- Record list:
______________________________

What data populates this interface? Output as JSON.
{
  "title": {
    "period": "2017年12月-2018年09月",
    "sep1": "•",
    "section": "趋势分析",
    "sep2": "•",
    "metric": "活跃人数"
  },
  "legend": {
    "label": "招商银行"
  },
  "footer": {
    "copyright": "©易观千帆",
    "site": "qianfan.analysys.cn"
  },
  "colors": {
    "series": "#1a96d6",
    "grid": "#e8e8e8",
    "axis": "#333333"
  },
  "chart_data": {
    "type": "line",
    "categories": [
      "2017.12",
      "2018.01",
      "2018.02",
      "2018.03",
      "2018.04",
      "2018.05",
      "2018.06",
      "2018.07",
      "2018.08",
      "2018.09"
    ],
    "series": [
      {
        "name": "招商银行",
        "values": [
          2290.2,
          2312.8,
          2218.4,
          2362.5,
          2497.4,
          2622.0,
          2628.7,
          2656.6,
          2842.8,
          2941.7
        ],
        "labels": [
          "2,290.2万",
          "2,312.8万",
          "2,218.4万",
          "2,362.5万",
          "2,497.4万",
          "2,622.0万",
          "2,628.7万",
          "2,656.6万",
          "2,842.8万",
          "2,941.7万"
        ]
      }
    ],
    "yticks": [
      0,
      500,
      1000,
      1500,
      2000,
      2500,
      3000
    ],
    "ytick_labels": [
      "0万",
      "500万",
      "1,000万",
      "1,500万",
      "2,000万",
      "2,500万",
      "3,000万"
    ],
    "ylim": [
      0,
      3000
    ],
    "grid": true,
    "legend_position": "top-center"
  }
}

______________________________

- The exercise: Output the listing above exactly as it appears.

- Reply:
What data populates this interface? Output as JSON.
{
  "title": {
    "period": "2017年12月-2018年09月",
    "sep1": "•",
    "section": "趋势分析",
    "sep2": "•",
    "metric": "活跃人数"
  },
  "legend": {
    "label": "招商银行"
  },
  "footer": {
    "copyright": "©易观千帆",
    "site": "qianfan.analysys.cn"
  },
  "colors": {
    "series": "#1a96d6",
    "grid": "#e8e8e8",
    "axis": "#333333"
  },
  "chart_data": {
    "type": "line",
    "categories": [
      "2017.12",
      "2018.01",
      "2018.02",
      "2018.03",
      "2018.04",
      "2018.05",
      "2018.06",
      "2018.07",
      "2018.08",
      "2018.09"
    ],
    "series": [
      {
        "name": "招商银行",
        "values": [
          2290.2,
          2312.8,
          2218.4,
          2362.5,
          2497.4,
          2622.0,
          2628.7,
          2656.6,
          2842.8,
          2941.7
        ],
        "labels": [
          "2,290.2万",
          "2,312.8万",
          "2,218.4万",
          "2,362.5万",
          "2,497.4万",
          "2,622.0万",
          "2,628.7万",
          "2,656.6万",
          "2,842.8万",
          "2,941.7万"
        ]
      }
    ],
    "yticks": [
      0,
      500,
      1000,
      1500,
      2000,
      2500,
      3000
    ],
    "ytick_labels": [
      "0万",
      "500万",
      "1,000万",
      "1,500万",
      "2,000万",
      "2,500万",
      "3,000万"
    ],
    "ylim": [
      0,
      3000
    ],
    "grid": true,
    "legend_position": "top-center"
  }
}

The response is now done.